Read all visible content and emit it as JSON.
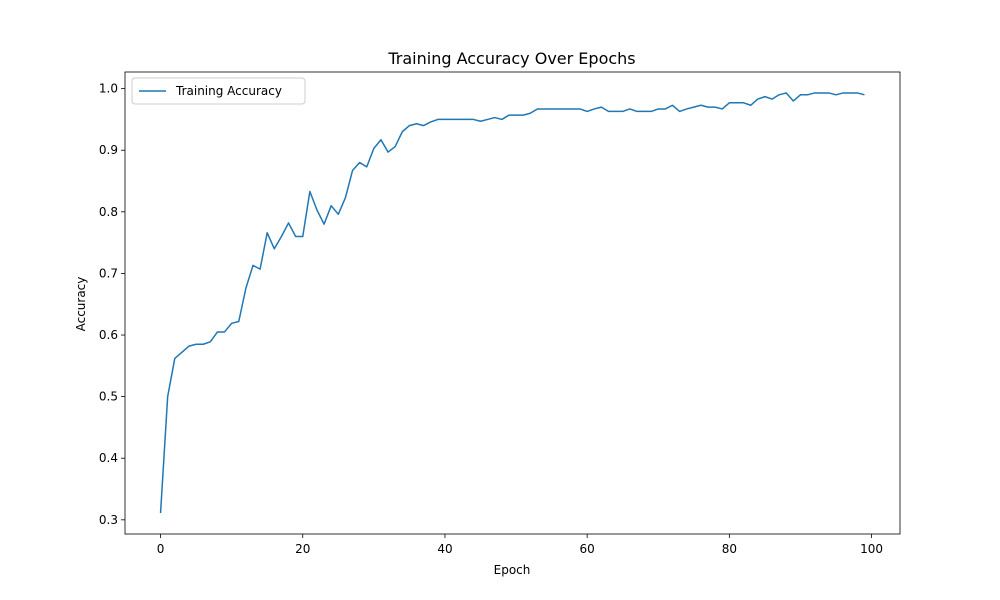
{
  "chart_data": {
    "type": "line",
    "title": "Training Accuracy Over Epochs",
    "xlabel": "Epoch",
    "ylabel": "Accuracy",
    "xlim": [
      -5,
      104
    ],
    "ylim": [
      0.277,
      1.027
    ],
    "xticks": [
      0,
      20,
      40,
      60,
      80,
      100
    ],
    "yticks": [
      0.3,
      0.4,
      0.5,
      0.6,
      0.7,
      0.8,
      0.9,
      1.0
    ],
    "xtick_labels": [
      "0",
      "20",
      "40",
      "60",
      "80",
      "100"
    ],
    "ytick_labels": [
      "0.3",
      "0.4",
      "0.5",
      "0.6",
      "0.7",
      "0.8",
      "0.9",
      "1.0"
    ],
    "grid": false,
    "legend_position": "top-left",
    "series": [
      {
        "name": "Training Accuracy",
        "color": "#1f77b4",
        "x": [
          0,
          1,
          2,
          3,
          4,
          5,
          6,
          7,
          8,
          9,
          10,
          11,
          12,
          13,
          14,
          15,
          16,
          17,
          18,
          19,
          20,
          21,
          22,
          23,
          24,
          25,
          26,
          27,
          28,
          29,
          30,
          31,
          32,
          33,
          34,
          35,
          36,
          37,
          38,
          39,
          40,
          41,
          42,
          43,
          44,
          45,
          46,
          47,
          48,
          49,
          50,
          51,
          52,
          53,
          54,
          55,
          56,
          57,
          58,
          59,
          60,
          61,
          62,
          63,
          64,
          65,
          66,
          67,
          68,
          69,
          70,
          71,
          72,
          73,
          74,
          75,
          76,
          77,
          78,
          79,
          80,
          81,
          82,
          83,
          84,
          85,
          86,
          87,
          88,
          89,
          90,
          91,
          92,
          93,
          94,
          95,
          96,
          97,
          98,
          99
        ],
        "values": [
          0.311,
          0.5,
          0.562,
          0.572,
          0.582,
          0.585,
          0.585,
          0.589,
          0.605,
          0.605,
          0.619,
          0.622,
          0.676,
          0.713,
          0.707,
          0.766,
          0.74,
          0.76,
          0.782,
          0.76,
          0.76,
          0.833,
          0.803,
          0.78,
          0.81,
          0.796,
          0.823,
          0.867,
          0.88,
          0.873,
          0.903,
          0.917,
          0.897,
          0.906,
          0.93,
          0.94,
          0.943,
          0.94,
          0.946,
          0.95,
          0.95,
          0.95,
          0.95,
          0.95,
          0.95,
          0.947,
          0.95,
          0.953,
          0.95,
          0.957,
          0.957,
          0.957,
          0.96,
          0.967,
          0.967,
          0.967,
          0.967,
          0.967,
          0.967,
          0.967,
          0.963,
          0.967,
          0.97,
          0.963,
          0.963,
          0.963,
          0.967,
          0.963,
          0.963,
          0.963,
          0.967,
          0.967,
          0.973,
          0.963,
          0.967,
          0.97,
          0.973,
          0.97,
          0.97,
          0.967,
          0.977,
          0.977,
          0.977,
          0.973,
          0.983,
          0.987,
          0.983,
          0.99,
          0.993,
          0.98,
          0.99,
          0.99,
          0.993,
          0.993,
          0.993,
          0.99,
          0.993,
          0.993,
          0.993,
          0.99
        ]
      }
    ]
  }
}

........

> **Work required**: All of the data above should be quoted exactly, except for the pictures.

> **Complete answer**:
Read all visible content and emit it as JSON.
{
  "chart_data": {
    "type": "line",
    "title": "Training Accuracy Over Epochs",
    "xlabel": "Epoch",
    "ylabel": "Accuracy",
    "xlim": [
      -5,
      104
    ],
    "ylim": [
      0.277,
      1.027
    ],
    "xticks": [
      0,
      20,
      40,
      60,
      80,
      100
    ],
    "yticks": [
      0.3,
      0.4,
      0.5,
      0.6,
      0.7,
      0.8,
      0.9,
      1.0
    ],
    "xtick_labels": [
      "0",
      "20",
      "40",
      "60",
      "80",
      "100"
    ],
    "ytick_labels": [
      "0.3",
      "0.4",
      "0.5",
      "0.6",
      "0.7",
      "0.8",
      "0.9",
      "1.0"
    ],
    "grid": false,
    "legend_position": "top-left",
    "series": [
      {
        "name": "Training Accuracy",
        "color": "#1f77b4",
        "x": [
          0,
          1,
          2,
          3,
          4,
          5,
          6,
          7,
          8,
          9,
          10,
          11,
          12,
          13,
          14,
          15,
          16,
          17,
          18,
          19,
          20,
          21,
          22,
          23,
          24,
          25,
          26,
          27,
          28,
          29,
          30,
          31,
          32,
          33,
          34,
          35,
          36,
          37,
          38,
          39,
          40,
          41,
          42,
          43,
          44,
          45,
          46,
          47,
          48,
          49,
          50,
          51,
          52,
          53,
          54,
          55,
          56,
          57,
          58,
          59,
          60,
          61,
          62,
          63,
          64,
          65,
          66,
          67,
          68,
          69,
          70,
          71,
          72,
          73,
          74,
          75,
          76,
          77,
          78,
          79,
          80,
          81,
          82,
          83,
          84,
          85,
          86,
          87,
          88,
          89,
          90,
          91,
          92,
          93,
          94,
          95,
          96,
          97,
          98,
          99
        ],
        "values": [
          0.311,
          0.5,
          0.562,
          0.572,
          0.582,
          0.585,
          0.585,
          0.589,
          0.605,
          0.605,
          0.619,
          0.622,
          0.676,
          0.713,
          0.707,
          0.766,
          0.74,
          0.76,
          0.782,
          0.76,
          0.76,
          0.833,
          0.803,
          0.78,
          0.81,
          0.796,
          0.823,
          0.867,
          0.88,
          0.873,
          0.903,
          0.917,
          0.897,
          0.906,
          0.93,
          0.94,
          0.943,
          0.94,
          0.946,
          0.95,
          0.95,
          0.95,
          0.95,
          0.95,
          0.95,
          0.947,
          0.95,
          0.953,
          0.95,
          0.957,
          0.957,
          0.957,
          0.96,
          0.967,
          0.967,
          0.967,
          0.967,
          0.967,
          0.967,
          0.967,
          0.963,
          0.967,
          0.97,
          0.963,
          0.963,
          0.963,
          0.967,
          0.963,
          0.963,
          0.963,
          0.967,
          0.967,
          0.973,
          0.963,
          0.967,
          0.97,
          0.973,
          0.97,
          0.97,
          0.967,
          0.977,
          0.977,
          0.977,
          0.973,
          0.983,
          0.987,
          0.983,
          0.99,
          0.993,
          0.98,
          0.99,
          0.99,
          0.993,
          0.993,
          0.993,
          0.99,
          0.993,
          0.993,
          0.993,
          0.99
        ]
      }
    ]
  }
}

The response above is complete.